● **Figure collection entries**
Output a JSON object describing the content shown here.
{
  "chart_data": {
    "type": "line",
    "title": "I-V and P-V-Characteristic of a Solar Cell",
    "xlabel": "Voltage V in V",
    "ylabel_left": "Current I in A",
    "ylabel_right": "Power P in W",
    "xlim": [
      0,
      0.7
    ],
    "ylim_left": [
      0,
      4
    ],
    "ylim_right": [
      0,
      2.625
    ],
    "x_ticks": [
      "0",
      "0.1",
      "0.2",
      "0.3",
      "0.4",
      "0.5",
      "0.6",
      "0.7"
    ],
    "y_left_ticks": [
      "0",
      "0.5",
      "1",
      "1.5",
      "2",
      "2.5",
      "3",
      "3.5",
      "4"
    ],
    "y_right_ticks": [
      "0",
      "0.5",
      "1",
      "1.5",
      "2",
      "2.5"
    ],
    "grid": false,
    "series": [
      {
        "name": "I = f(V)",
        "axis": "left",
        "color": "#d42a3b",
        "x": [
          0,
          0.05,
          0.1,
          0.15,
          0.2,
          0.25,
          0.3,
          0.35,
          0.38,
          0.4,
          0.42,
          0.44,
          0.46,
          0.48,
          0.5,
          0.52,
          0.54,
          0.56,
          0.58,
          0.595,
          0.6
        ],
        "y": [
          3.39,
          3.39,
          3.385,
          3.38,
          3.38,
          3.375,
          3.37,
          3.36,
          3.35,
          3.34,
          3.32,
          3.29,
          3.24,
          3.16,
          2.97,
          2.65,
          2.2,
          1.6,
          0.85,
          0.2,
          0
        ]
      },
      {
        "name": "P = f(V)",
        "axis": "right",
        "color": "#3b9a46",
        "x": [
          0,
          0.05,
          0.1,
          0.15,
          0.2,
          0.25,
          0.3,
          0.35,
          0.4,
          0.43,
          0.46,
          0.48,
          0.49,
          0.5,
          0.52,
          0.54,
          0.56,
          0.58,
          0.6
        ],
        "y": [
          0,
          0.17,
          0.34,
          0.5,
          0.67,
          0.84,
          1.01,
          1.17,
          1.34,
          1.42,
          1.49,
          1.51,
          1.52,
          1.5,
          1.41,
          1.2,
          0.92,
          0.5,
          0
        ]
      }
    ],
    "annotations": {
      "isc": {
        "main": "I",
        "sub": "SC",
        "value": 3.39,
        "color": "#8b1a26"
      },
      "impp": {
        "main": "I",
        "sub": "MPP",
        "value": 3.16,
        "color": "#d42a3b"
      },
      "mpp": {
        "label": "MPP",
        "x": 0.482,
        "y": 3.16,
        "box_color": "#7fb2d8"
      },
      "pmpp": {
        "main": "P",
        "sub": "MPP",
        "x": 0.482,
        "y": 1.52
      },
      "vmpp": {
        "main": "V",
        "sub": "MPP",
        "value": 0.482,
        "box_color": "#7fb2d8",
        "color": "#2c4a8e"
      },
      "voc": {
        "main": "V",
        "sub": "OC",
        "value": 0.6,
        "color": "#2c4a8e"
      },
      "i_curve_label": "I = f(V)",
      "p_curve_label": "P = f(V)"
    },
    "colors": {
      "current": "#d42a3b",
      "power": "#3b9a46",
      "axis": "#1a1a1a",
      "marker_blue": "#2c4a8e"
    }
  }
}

● **The problem**
Recopy the whole listing exactly.

● **Written answer**
Output a JSON object describing the content shown here.
{
  "chart_data": {
    "type": "line",
    "title": "I-V and P-V-Characteristic of a Solar Cell",
    "xlabel": "Voltage V in V",
    "ylabel_left": "Current I in A",
    "ylabel_right": "Power P in W",
    "xlim": [
      0,
      0.7
    ],
    "ylim_left": [
      0,
      4
    ],
    "ylim_right": [
      0,
      2.625
    ],
    "x_ticks": [
      "0",
      "0.1",
      "0.2",
      "0.3",
      "0.4",
      "0.5",
      "0.6",
      "0.7"
    ],
    "y_left_ticks": [
      "0",
      "0.5",
      "1",
      "1.5",
      "2",
      "2.5",
      "3",
      "3.5",
      "4"
    ],
    "y_right_ticks": [
      "0",
      "0.5",
      "1",
      "1.5",
      "2",
      "2.5"
    ],
    "grid": false,
    "series": [
      {
        "name": "I = f(V)",
        "axis": "left",
        "color": "#d42a3b",
        "x": [
          0,
          0.05,
          0.1,
          0.15,
          0.2,
          0.25,
          0.3,
          0.35,
          0.38,
          0.4,
          0.42,
          0.44,
          0.46,
          0.48,
          0.5,
          0.52,
          0.54,
          0.56,
          0.58,
          0.595,
          0.6
        ],
        "y": [
          3.39,
          3.39,
          3.385,
          3.38,
          3.38,
          3.375,
          3.37,
          3.36,
          3.35,
          3.34,
          3.32,
          3.29,
          3.24,
          3.16,
          2.97,
          2.65,
          2.2,
          1.6,
          0.85,
          0.2,
          0
        ]
      },
      {
        "name": "P = f(V)",
        "axis": "right",
        "color": "#3b9a46",
        "x": [
          0,
          0.05,
          0.1,
          0.15,
          0.2,
          0.25,
          0.3,
          0.35,
          0.4,
          0.43,
          0.46,
          0.48,
          0.49,
          0.5,
          0.52,
          0.54,
          0.56,
          0.58,
          0.6
        ],
        "y": [
          0,
          0.17,
          0.34,
          0.5,
          0.67,
          0.84,
          1.01,
          1.17,
          1.34,
          1.42,
          1.49,
          1.51,
          1.52,
          1.5,
          1.41,
          1.2,
          0.92,
          0.5,
          0
        ]
      }
    ],
    "annotations": {
      "isc": {
        "main": "I",
        "sub": "SC",
        "value": 3.39,
        "color": "#8b1a26"
      },
      "impp": {
        "main": "I",
        "sub": "MPP",
        "value": 3.16,
        "color": "#d42a3b"
      },
      "mpp": {
        "label": "MPP",
        "x": 0.482,
        "y": 3.16,
        "box_color": "#7fb2d8"
      },
      "pmpp": {
        "main": "P",
        "sub": "MPP",
        "x": 0.482,
        "y": 1.52
      },
      "vmpp": {
        "main": "V",
        "sub": "MPP",
        "value": 0.482,
        "box_color": "#7fb2d8",
        "color": "#2c4a8e"
      },
      "voc": {
        "main": "V",
        "sub": "OC",
        "value": 0.6,
        "color": "#2c4a8e"
      },
      "i_curve_label": "I = f(V)",
      "p_curve_label": "P = f(V)"
    },
    "colors": {
      "current": "#d42a3b",
      "power": "#3b9a46",
      "axis": "#1a1a1a",
      "marker_blue": "#2c4a8e"
    }
  }
}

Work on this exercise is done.